- THE EXERCISE
Retype each line exactly. Skip images.

- MATERIALS PROVIDED
● ● ● ● ● ● ●

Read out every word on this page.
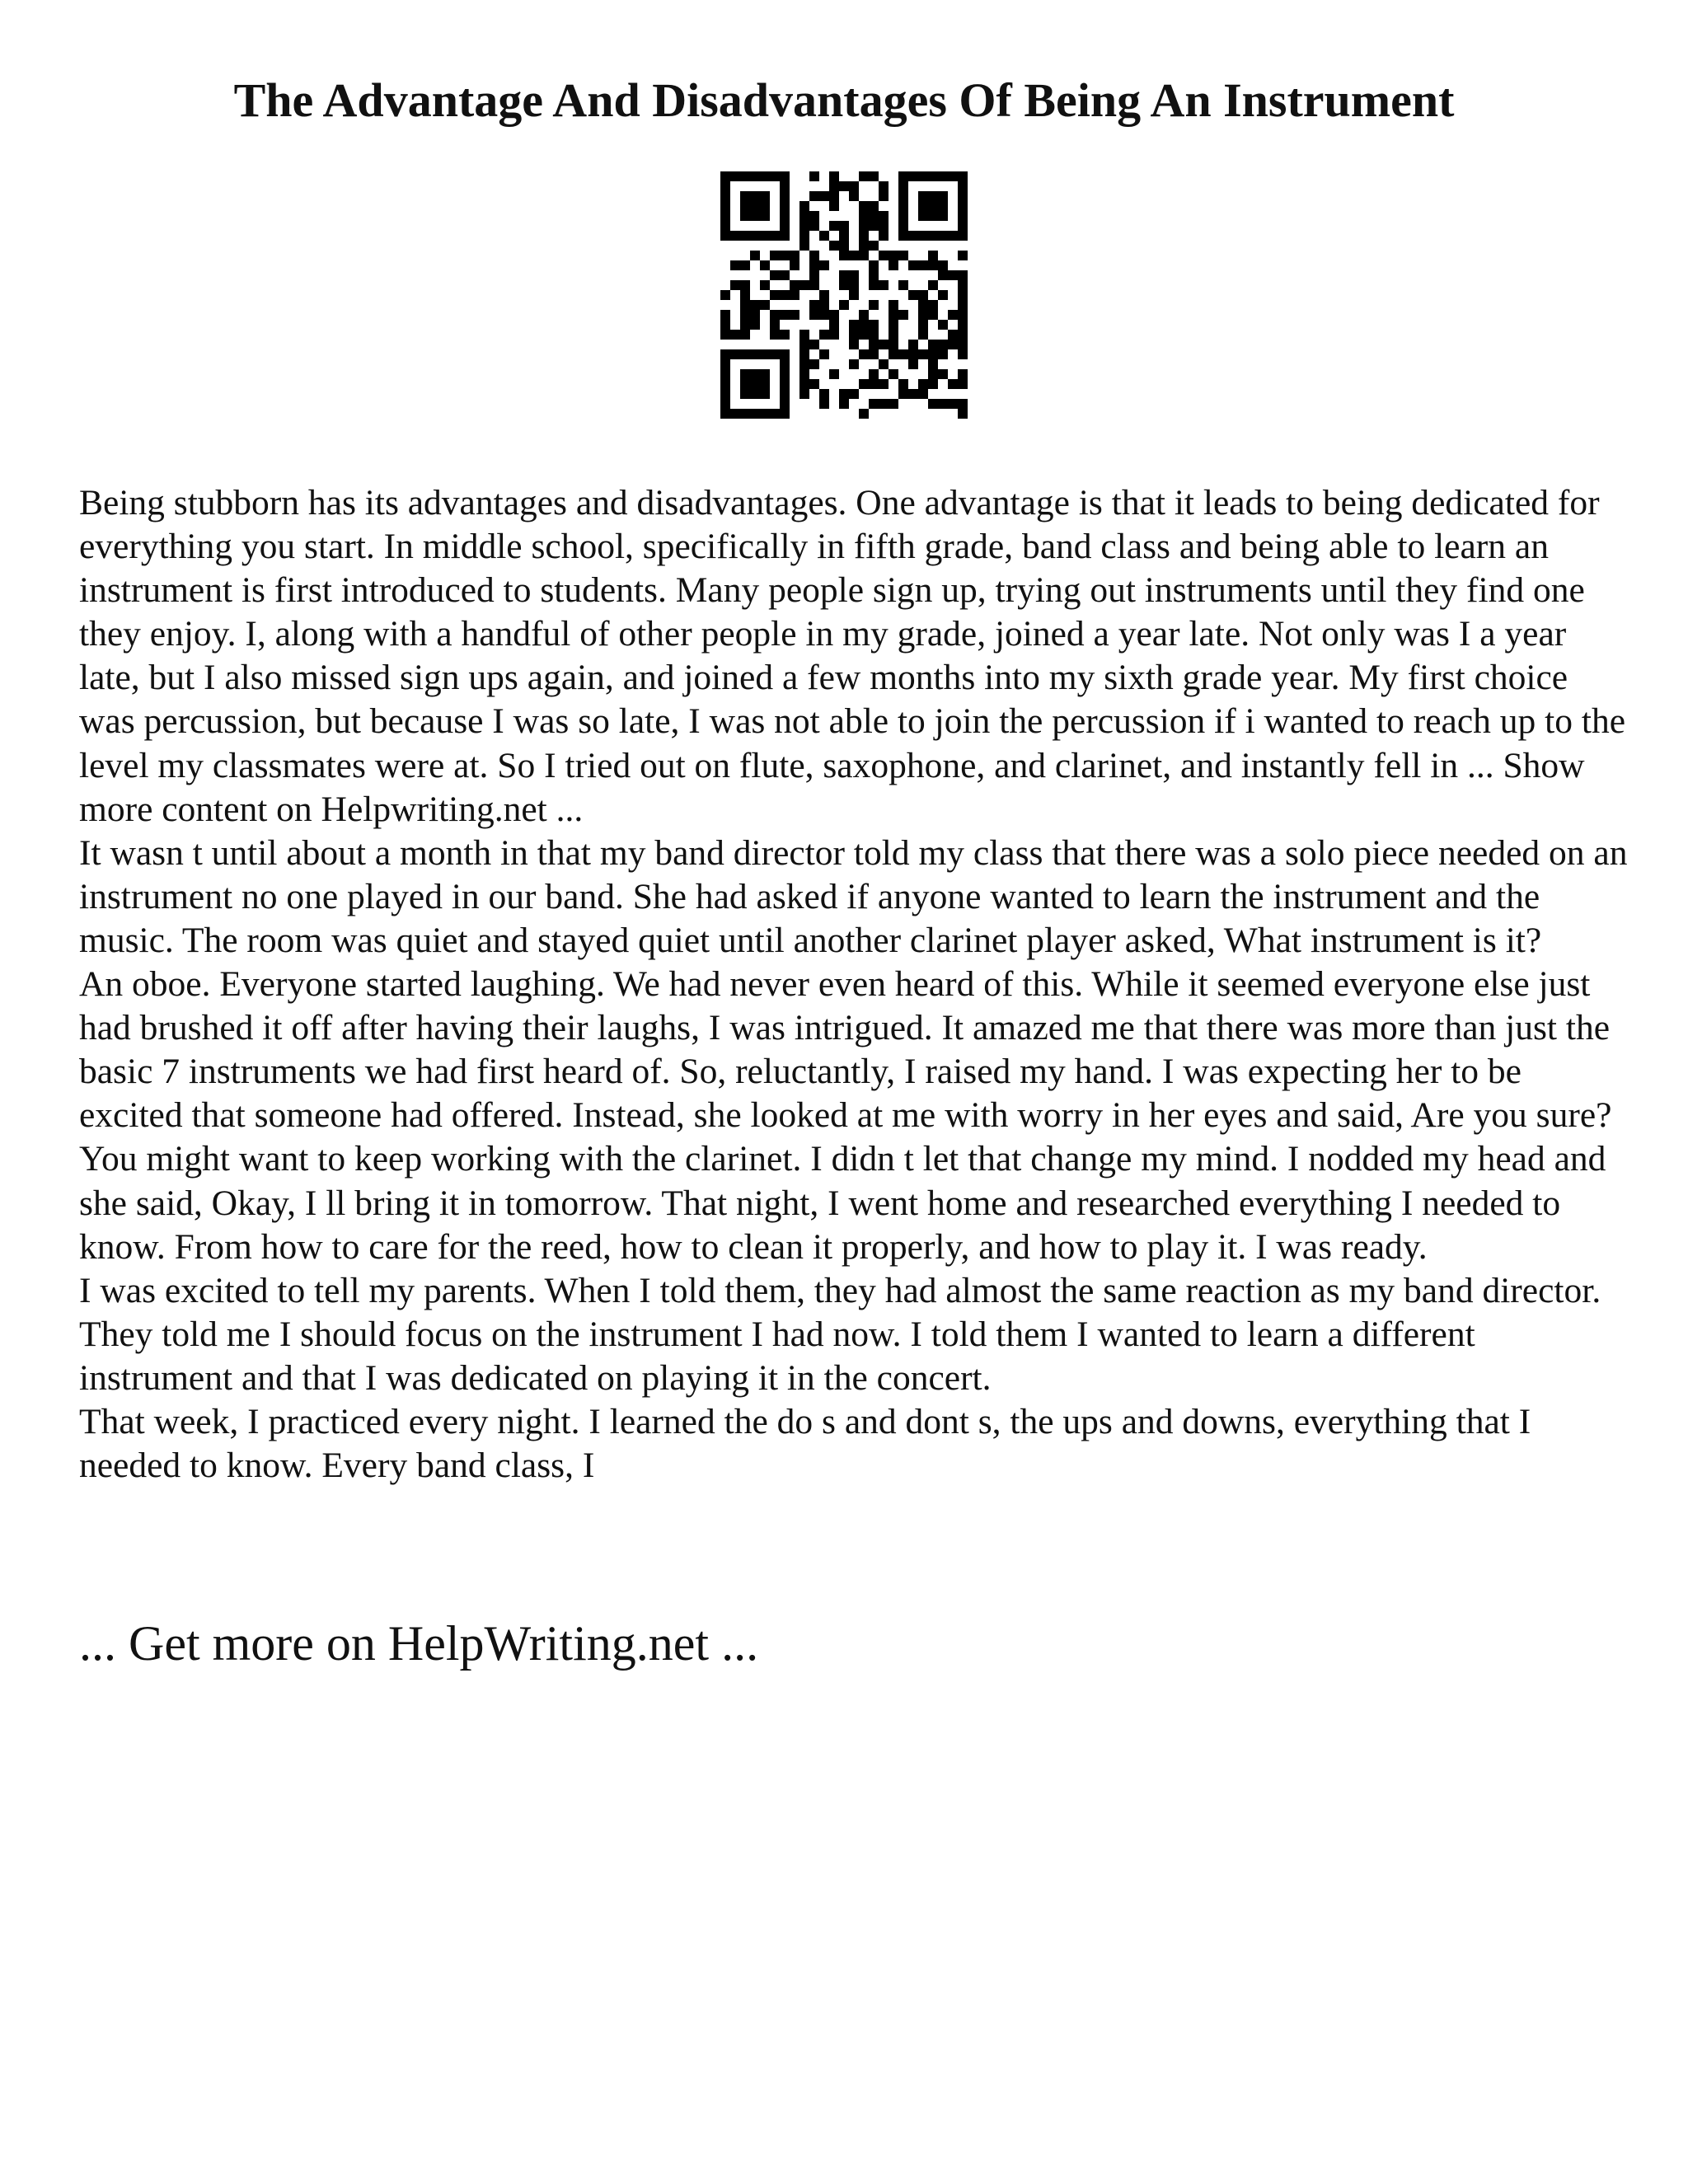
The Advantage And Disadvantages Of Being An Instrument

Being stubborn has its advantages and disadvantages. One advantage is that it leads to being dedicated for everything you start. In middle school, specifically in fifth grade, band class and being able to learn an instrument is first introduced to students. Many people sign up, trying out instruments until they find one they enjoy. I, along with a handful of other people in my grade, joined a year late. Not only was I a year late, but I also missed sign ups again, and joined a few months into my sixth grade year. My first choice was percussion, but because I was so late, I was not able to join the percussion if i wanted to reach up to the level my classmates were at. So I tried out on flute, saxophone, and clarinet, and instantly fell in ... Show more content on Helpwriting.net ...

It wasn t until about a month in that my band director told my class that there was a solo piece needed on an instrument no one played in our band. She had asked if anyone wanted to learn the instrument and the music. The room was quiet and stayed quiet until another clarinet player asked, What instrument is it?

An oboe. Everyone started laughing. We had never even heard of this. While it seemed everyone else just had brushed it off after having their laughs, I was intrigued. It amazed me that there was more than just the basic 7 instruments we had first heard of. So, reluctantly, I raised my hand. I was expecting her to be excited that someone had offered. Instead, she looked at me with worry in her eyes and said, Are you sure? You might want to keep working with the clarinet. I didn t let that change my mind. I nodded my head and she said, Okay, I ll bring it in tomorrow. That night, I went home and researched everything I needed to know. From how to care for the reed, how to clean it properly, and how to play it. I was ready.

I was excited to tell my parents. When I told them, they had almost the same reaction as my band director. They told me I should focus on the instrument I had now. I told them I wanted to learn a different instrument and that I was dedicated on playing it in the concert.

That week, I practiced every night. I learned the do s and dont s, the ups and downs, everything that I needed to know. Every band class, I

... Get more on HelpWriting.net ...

● ● ● ● ● ● ●

- ANSWER TO THE PROBLEM
Read out every word on this page.
The Advantage And Disadvantages Of Being An Instrument

Being stubborn has its advantages and disadvantages. One advantage is that it leads to being dedicated for everything you start. In middle school, specifically in fifth grade, band class and being able to learn an instrument is first introduced to students. Many people sign up, trying out instruments until they find one they enjoy. I, along with a handful of other people in my grade, joined a year late. Not only was I a year late, but I also missed sign ups again, and joined a few months into my sixth grade year. My first choice was percussion, but because I was so late, I was not able to join the percussion if i wanted to reach up to the level my classmates were at. So I tried out on flute, saxophone, and clarinet, and instantly fell in ... Show more content on Helpwriting.net ...

It wasn t until about a month in that my band director told my class that there was a solo piece needed on an instrument no one played in our band. She had asked if anyone wanted to learn the instrument and the music. The room was quiet and stayed quiet until another clarinet player asked, What instrument is it?

An oboe. Everyone started laughing. We had never even heard of this. While it seemed everyone else just had brushed it off after having their laughs, I was intrigued. It amazed me that there was more than just the basic 7 instruments we had first heard of. So, reluctantly, I raised my hand. I was expecting her to be excited that someone had offered. Instead, she looked at me with worry in her eyes and said, Are you sure? You might want to keep working with the clarinet. I didn t let that change my mind. I nodded my head and she said, Okay, I ll bring it in tomorrow. That night, I went home and researched everything I needed to know. From how to care for the reed, how to clean it properly, and how to play it. I was ready.

I was excited to tell my parents. When I told them, they had almost the same reaction as my band director. They told me I should focus on the instrument I had now. I told them I wanted to learn a different instrument and that I was dedicated on playing it in the concert.

That week, I practiced every night. I learned the do s and dont s, the ups and downs, everything that I needed to know. Every band class, I

... Get more on HelpWriting.net ...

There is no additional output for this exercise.